§ **DO THIS**
Restate the records below word for word, and omit the images they hold.

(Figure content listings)
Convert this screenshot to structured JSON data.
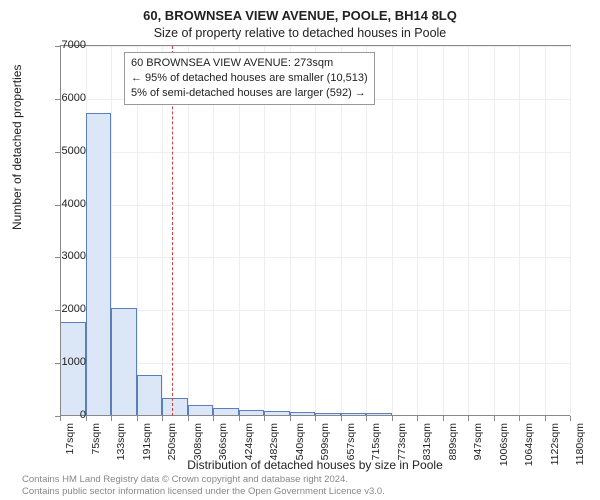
{
  "title": "60, BROWNSEA VIEW AVENUE, POOLE, BH14 8LQ",
  "subtitle": "Size of property relative to detached houses in Poole",
  "ylabel": "Number of detached properties",
  "xlabel": "Distribution of detached houses by size in Poole",
  "footer_line1": "Contains HM Land Registry data © Crown copyright and database right 2024.",
  "footer_line2": "Contains public sector information licensed under the Open Government Licence v3.0.",
  "chart": {
    "type": "histogram",
    "background_color": "#ffffff",
    "grid_color": "#eeeeee",
    "axis_color": "#888888",
    "bar_fill": "#dbe7f6",
    "bar_border": "#5b7fbd",
    "ref_color": "#d04040",
    "ymax": 7000,
    "ytick_step": 1000,
    "y_ticks": [
      0,
      1000,
      2000,
      3000,
      4000,
      5000,
      6000,
      7000
    ],
    "x_ticks": [
      "17sqm",
      "75sqm",
      "133sqm",
      "191sqm",
      "250sqm",
      "308sqm",
      "366sqm",
      "424sqm",
      "482sqm",
      "540sqm",
      "599sqm",
      "657sqm",
      "715sqm",
      "773sqm",
      "831sqm",
      "889sqm",
      "947sqm",
      "1006sqm",
      "1064sqm",
      "1122sqm",
      "1180sqm"
    ],
    "bin_values": [
      1780,
      5740,
      2040,
      780,
      340,
      200,
      150,
      110,
      90,
      70,
      60,
      60,
      50,
      0,
      0,
      0,
      0,
      0,
      0,
      0
    ],
    "ref_value_sqm": 273,
    "x_min_sqm": 17,
    "x_max_sqm": 1180,
    "info_box": {
      "line1": "60 BROWNSEA VIEW AVENUE: 273sqm",
      "line2": "← 95% of detached houses are smaller (10,513)",
      "line3": "5% of semi-detached houses are larger (592) →"
    },
    "title_fontsize": 13,
    "subtitle_fontsize": 12.5,
    "label_fontsize": 12,
    "tick_fontsize": 11,
    "info_fontsize": 11,
    "footer_fontsize": 9.5
  }
}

§ **SOLUTION**
Convert this screenshot to structured JSON data.
{
  "title": "60, BROWNSEA VIEW AVENUE, POOLE, BH14 8LQ",
  "subtitle": "Size of property relative to detached houses in Poole",
  "ylabel": "Number of detached properties",
  "xlabel": "Distribution of detached houses by size in Poole",
  "footer_line1": "Contains HM Land Registry data © Crown copyright and database right 2024.",
  "footer_line2": "Contains public sector information licensed under the Open Government Licence v3.0.",
  "chart": {
    "type": "histogram",
    "background_color": "#ffffff",
    "grid_color": "#eeeeee",
    "axis_color": "#888888",
    "bar_fill": "#dbe7f6",
    "bar_border": "#5b7fbd",
    "ref_color": "#d04040",
    "ymax": 7000,
    "ytick_step": 1000,
    "y_ticks": [
      0,
      1000,
      2000,
      3000,
      4000,
      5000,
      6000,
      7000
    ],
    "x_ticks": [
      "17sqm",
      "75sqm",
      "133sqm",
      "191sqm",
      "250sqm",
      "308sqm",
      "366sqm",
      "424sqm",
      "482sqm",
      "540sqm",
      "599sqm",
      "657sqm",
      "715sqm",
      "773sqm",
      "831sqm",
      "889sqm",
      "947sqm",
      "1006sqm",
      "1064sqm",
      "1122sqm",
      "1180sqm"
    ],
    "bin_values": [
      1780,
      5740,
      2040,
      780,
      340,
      200,
      150,
      110,
      90,
      70,
      60,
      60,
      50,
      0,
      0,
      0,
      0,
      0,
      0,
      0
    ],
    "ref_value_sqm": 273,
    "x_min_sqm": 17,
    "x_max_sqm": 1180,
    "info_box": {
      "line1": "60 BROWNSEA VIEW AVENUE: 273sqm",
      "line2": "← 95% of detached houses are smaller (10,513)",
      "line3": "5% of semi-detached houses are larger (592) →"
    },
    "title_fontsize": 13,
    "subtitle_fontsize": 12.5,
    "label_fontsize": 12,
    "tick_fontsize": 11,
    "info_fontsize": 11,
    "footer_fontsize": 9.5
  }
}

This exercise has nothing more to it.